WHAT YOU SHOULD DO:
Retype all of the listing exactly, passing over any picture you find.

>>>>>

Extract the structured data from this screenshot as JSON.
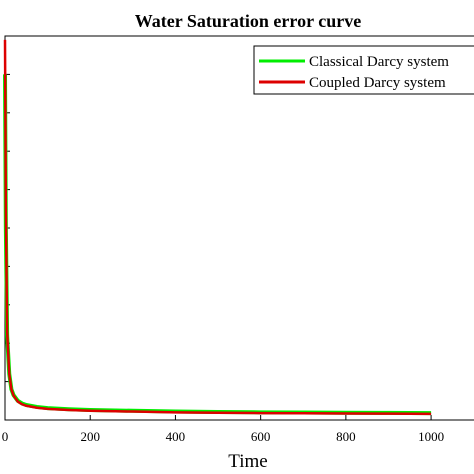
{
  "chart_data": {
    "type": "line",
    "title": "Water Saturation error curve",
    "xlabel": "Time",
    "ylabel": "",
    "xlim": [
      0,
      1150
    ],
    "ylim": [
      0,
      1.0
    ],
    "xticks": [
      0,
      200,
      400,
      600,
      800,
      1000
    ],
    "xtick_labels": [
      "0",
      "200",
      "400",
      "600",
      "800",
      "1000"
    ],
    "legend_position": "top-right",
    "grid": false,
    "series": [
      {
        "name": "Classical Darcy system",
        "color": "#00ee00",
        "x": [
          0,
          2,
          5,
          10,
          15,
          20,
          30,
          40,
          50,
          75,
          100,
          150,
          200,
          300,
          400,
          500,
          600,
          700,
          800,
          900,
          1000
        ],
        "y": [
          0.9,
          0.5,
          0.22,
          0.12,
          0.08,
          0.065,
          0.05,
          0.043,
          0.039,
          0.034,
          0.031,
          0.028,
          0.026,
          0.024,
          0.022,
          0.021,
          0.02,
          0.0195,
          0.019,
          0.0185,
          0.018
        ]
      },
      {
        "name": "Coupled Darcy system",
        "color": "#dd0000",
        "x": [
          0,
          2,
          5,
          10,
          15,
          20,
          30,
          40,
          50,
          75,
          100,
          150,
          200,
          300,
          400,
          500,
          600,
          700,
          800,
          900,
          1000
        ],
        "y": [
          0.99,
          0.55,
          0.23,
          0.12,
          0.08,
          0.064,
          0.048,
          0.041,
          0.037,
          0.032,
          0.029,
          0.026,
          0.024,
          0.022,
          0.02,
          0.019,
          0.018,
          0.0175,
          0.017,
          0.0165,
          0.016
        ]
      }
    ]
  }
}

<<<<<

RESPONSE TO THE TASK:
Extract the structured data from this screenshot as JSON.
{
  "chart_data": {
    "type": "line",
    "title": "Water Saturation error curve",
    "xlabel": "Time",
    "ylabel": "",
    "xlim": [
      0,
      1150
    ],
    "ylim": [
      0,
      1.0
    ],
    "xticks": [
      0,
      200,
      400,
      600,
      800,
      1000
    ],
    "xtick_labels": [
      "0",
      "200",
      "400",
      "600",
      "800",
      "1000"
    ],
    "legend_position": "top-right",
    "grid": false,
    "series": [
      {
        "name": "Classical Darcy system",
        "color": "#00ee00",
        "x": [
          0,
          2,
          5,
          10,
          15,
          20,
          30,
          40,
          50,
          75,
          100,
          150,
          200,
          300,
          400,
          500,
          600,
          700,
          800,
          900,
          1000
        ],
        "y": [
          0.9,
          0.5,
          0.22,
          0.12,
          0.08,
          0.065,
          0.05,
          0.043,
          0.039,
          0.034,
          0.031,
          0.028,
          0.026,
          0.024,
          0.022,
          0.021,
          0.02,
          0.0195,
          0.019,
          0.0185,
          0.018
        ]
      },
      {
        "name": "Coupled Darcy system",
        "color": "#dd0000",
        "x": [
          0,
          2,
          5,
          10,
          15,
          20,
          30,
          40,
          50,
          75,
          100,
          150,
          200,
          300,
          400,
          500,
          600,
          700,
          800,
          900,
          1000
        ],
        "y": [
          0.99,
          0.55,
          0.23,
          0.12,
          0.08,
          0.064,
          0.048,
          0.041,
          0.037,
          0.032,
          0.029,
          0.026,
          0.024,
          0.022,
          0.02,
          0.019,
          0.018,
          0.0175,
          0.017,
          0.0165,
          0.016
        ]
      }
    ]
  }
}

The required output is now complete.